>> BEGIN Reading text

Dancing a little slower now. Dharamsala

It’s been over a month now, and finally I’m getting it about not having to be busy all the time. I left with something of an agenda to see as much of India as I could in my six months here. After covering great distances, looking at things then moving on, I’ve come to a place where I’m happy not being so busy and learning a little more about this one area. This is reflected in it having been a while since I last wrote. I was filling up my day and night with things to do. It was almost like home, where there is such a tendency to peddle faster just to keep up with everything we think we want. In the long term, my well-being depends on being out of the rat race and simplifying my needs and desires.

I really love being in a place where even the most casual tourist is trying to touch the sacred, to learn something new about the world and themselves. Despite the number of tourists, there is an atmosphere here conducive to improving oneself. I have doubts about what improving might even be, when I think about it, but if things seem better, I’m going to continue day by day to go with the flow.

That said, here is some travelogue stuff. I loaned my camera out, so I can’t add pictures this time, but I will later. HA!, depending on how compulsive I feel.

>> END Reading text

> _Stated task 1_:
Repeat the rows verbatim, starting with the first row and ending after the row that contains "legend-label: MW (Carilli".

>> BEGIN Provided information

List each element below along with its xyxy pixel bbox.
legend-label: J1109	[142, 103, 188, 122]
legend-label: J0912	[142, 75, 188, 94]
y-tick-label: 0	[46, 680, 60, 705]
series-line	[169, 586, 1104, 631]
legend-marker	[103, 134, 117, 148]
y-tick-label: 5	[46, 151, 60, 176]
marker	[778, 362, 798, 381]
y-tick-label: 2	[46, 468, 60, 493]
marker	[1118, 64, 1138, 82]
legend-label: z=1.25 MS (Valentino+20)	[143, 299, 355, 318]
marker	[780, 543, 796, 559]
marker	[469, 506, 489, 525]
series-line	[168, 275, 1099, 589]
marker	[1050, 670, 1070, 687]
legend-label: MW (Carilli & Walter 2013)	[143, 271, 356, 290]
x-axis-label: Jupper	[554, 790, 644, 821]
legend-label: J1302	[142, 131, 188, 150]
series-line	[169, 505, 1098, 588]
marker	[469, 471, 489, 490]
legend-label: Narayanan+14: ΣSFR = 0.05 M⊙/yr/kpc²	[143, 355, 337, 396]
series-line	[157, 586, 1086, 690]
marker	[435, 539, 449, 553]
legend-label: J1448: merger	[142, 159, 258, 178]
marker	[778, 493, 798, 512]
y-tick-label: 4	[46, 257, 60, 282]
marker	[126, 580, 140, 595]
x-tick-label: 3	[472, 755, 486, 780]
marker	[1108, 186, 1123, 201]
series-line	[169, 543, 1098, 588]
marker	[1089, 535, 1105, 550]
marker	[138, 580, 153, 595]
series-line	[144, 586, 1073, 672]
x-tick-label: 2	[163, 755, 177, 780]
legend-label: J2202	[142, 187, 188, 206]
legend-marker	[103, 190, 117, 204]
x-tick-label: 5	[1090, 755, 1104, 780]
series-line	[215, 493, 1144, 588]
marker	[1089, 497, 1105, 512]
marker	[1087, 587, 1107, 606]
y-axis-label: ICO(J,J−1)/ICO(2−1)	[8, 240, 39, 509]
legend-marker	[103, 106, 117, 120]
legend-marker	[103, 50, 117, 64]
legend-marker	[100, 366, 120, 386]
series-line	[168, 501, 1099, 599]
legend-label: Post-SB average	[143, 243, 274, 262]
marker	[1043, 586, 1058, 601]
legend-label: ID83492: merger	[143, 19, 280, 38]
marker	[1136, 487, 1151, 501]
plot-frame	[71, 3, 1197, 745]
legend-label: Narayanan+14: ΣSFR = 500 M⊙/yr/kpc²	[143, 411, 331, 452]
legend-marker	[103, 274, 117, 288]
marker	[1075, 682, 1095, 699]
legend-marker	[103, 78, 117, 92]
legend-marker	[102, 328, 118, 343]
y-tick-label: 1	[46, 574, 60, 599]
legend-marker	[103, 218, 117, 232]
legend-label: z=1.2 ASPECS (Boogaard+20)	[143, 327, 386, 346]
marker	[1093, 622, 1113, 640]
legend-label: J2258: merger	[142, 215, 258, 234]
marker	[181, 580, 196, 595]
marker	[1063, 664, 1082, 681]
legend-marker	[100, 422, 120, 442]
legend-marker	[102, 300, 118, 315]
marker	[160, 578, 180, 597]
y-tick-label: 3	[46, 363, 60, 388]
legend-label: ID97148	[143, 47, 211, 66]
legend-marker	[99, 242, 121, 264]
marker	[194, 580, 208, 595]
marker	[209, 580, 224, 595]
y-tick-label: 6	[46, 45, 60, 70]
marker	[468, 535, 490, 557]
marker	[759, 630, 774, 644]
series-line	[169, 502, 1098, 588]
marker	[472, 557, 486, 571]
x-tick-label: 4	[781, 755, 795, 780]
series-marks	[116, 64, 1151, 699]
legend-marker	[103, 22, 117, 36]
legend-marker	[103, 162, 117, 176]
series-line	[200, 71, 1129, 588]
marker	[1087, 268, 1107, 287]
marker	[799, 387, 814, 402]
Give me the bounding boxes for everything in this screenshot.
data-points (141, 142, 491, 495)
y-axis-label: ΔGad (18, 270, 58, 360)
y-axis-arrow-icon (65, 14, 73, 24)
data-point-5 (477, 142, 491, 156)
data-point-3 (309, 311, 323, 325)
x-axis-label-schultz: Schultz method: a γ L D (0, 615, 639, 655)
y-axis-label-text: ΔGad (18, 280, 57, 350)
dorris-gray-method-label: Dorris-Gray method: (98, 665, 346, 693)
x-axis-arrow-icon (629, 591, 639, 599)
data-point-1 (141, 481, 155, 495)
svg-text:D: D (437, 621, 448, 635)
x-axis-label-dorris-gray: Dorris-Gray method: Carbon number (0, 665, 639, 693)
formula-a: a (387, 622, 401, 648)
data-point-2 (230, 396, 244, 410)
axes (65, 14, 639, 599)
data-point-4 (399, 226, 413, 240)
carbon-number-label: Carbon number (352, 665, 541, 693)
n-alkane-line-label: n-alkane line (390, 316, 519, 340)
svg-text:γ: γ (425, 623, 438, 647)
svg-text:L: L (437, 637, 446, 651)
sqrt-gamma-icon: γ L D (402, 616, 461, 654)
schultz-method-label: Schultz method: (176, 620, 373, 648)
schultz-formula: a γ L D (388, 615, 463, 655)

>> END Provided information

> _Stated task 2_:
Duplicate the passage in the Dharamsala travel piece verbatim, beginning at the words "I really love" and stopping after "compulsive I feel.".

> _Written solution 1_:
List each element below along with its xyxy pixel bbox.
legend-label: J1109	[142, 103, 188, 122]
legend-label: J0912	[142, 75, 188, 94]
y-tick-label: 0	[46, 680, 60, 705]
series-line	[169, 586, 1104, 631]
legend-marker	[103, 134, 117, 148]
y-tick-label: 5	[46, 151, 60, 176]
marker	[778, 362, 798, 381]
y-tick-label: 2	[46, 468, 60, 493]
marker	[1118, 64, 1138, 82]
legend-label: z=1.25 MS (Valentino+20)	[143, 299, 355, 318]
marker	[780, 543, 796, 559]
marker	[469, 506, 489, 525]
series-line	[168, 275, 1099, 589]
marker	[1050, 670, 1070, 687]
legend-label: MW (Carilli & Walter 2013)	[143, 271, 356, 290]

> _Written solution 2_:
I really love being in a place where even the most casual tourist is trying to touch the sacred, to learn something new about the world and themselves. Despite the number of tourists, there is an atmosphere here conducive to improving oneself. I have doubts about what improving might even be, when I think about it, but if things seem better, I’m going to continue day by day to go with the flow.

That said, here is some travelogue stuff. I loaned my camera out, so I can’t add pictures this time, but I will later. HA!, depending on how compulsive I feel.